[Figure dataset records]
## START
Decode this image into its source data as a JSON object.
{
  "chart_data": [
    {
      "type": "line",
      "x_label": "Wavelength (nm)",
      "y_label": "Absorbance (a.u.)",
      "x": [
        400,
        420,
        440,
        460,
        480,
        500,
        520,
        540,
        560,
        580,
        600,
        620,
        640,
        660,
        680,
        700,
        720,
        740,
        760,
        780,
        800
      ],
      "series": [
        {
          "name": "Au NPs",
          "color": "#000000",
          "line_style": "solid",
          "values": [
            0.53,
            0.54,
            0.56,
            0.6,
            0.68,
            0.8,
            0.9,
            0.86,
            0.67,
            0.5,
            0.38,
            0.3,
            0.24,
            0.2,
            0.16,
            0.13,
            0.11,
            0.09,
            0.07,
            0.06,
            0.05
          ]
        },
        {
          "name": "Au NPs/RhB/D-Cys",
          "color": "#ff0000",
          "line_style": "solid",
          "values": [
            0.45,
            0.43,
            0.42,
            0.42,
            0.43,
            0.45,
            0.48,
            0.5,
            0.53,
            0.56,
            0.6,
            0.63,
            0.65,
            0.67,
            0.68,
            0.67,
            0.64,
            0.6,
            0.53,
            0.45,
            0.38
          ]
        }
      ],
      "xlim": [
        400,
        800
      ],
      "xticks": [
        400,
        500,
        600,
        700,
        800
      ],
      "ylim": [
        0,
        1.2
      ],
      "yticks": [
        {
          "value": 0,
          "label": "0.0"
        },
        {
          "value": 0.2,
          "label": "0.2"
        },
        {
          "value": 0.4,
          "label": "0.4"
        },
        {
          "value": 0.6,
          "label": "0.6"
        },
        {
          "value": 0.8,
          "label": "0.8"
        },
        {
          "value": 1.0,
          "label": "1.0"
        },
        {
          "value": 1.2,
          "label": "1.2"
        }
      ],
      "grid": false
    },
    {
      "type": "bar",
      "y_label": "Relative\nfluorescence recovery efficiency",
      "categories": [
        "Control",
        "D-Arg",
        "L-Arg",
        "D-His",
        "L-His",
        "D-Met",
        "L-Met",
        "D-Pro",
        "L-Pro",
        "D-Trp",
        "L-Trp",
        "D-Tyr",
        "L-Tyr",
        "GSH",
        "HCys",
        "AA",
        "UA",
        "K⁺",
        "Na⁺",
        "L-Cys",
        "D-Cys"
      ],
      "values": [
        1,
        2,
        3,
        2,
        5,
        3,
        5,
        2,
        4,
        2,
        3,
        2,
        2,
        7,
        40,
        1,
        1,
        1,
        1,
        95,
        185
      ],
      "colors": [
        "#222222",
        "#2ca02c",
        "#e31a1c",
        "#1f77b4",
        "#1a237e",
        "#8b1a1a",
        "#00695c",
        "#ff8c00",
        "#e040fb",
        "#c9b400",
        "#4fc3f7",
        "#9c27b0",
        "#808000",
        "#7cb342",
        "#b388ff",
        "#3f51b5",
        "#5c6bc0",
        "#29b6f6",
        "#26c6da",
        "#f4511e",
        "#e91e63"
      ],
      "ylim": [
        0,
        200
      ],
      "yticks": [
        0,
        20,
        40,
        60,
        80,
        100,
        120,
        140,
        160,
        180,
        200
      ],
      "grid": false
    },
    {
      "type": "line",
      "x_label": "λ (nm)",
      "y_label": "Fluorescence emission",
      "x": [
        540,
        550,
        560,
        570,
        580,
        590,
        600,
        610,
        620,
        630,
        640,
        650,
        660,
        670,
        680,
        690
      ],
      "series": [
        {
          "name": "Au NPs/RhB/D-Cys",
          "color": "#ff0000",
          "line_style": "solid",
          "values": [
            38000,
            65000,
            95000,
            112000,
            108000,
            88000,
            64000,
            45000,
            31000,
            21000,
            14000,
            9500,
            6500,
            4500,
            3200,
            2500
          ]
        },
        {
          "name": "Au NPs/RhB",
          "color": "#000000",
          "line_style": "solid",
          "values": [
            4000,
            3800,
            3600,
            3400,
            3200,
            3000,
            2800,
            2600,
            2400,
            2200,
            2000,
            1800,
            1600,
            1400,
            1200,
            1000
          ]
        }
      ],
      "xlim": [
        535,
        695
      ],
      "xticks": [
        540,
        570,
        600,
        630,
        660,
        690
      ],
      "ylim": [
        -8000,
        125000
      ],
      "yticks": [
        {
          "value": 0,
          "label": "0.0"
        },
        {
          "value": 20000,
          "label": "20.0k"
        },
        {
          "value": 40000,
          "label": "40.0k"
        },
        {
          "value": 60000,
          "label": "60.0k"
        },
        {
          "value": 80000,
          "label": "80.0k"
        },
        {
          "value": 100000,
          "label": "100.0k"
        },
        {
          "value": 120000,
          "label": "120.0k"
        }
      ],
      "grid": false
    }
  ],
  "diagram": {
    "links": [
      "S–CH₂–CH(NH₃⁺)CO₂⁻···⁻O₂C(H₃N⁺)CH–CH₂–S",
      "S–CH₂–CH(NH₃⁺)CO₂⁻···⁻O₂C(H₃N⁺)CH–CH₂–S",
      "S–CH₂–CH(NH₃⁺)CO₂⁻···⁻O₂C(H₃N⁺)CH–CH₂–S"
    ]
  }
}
## END
• _Requirements_
Return each line with "name".

• _Response_
          "name": "Au NPs",
          "name": "Au NPs/RhB/D-Cys",
          "name": "Au NPs/RhB/D-Cys",
          "name": "Au NPs/RhB",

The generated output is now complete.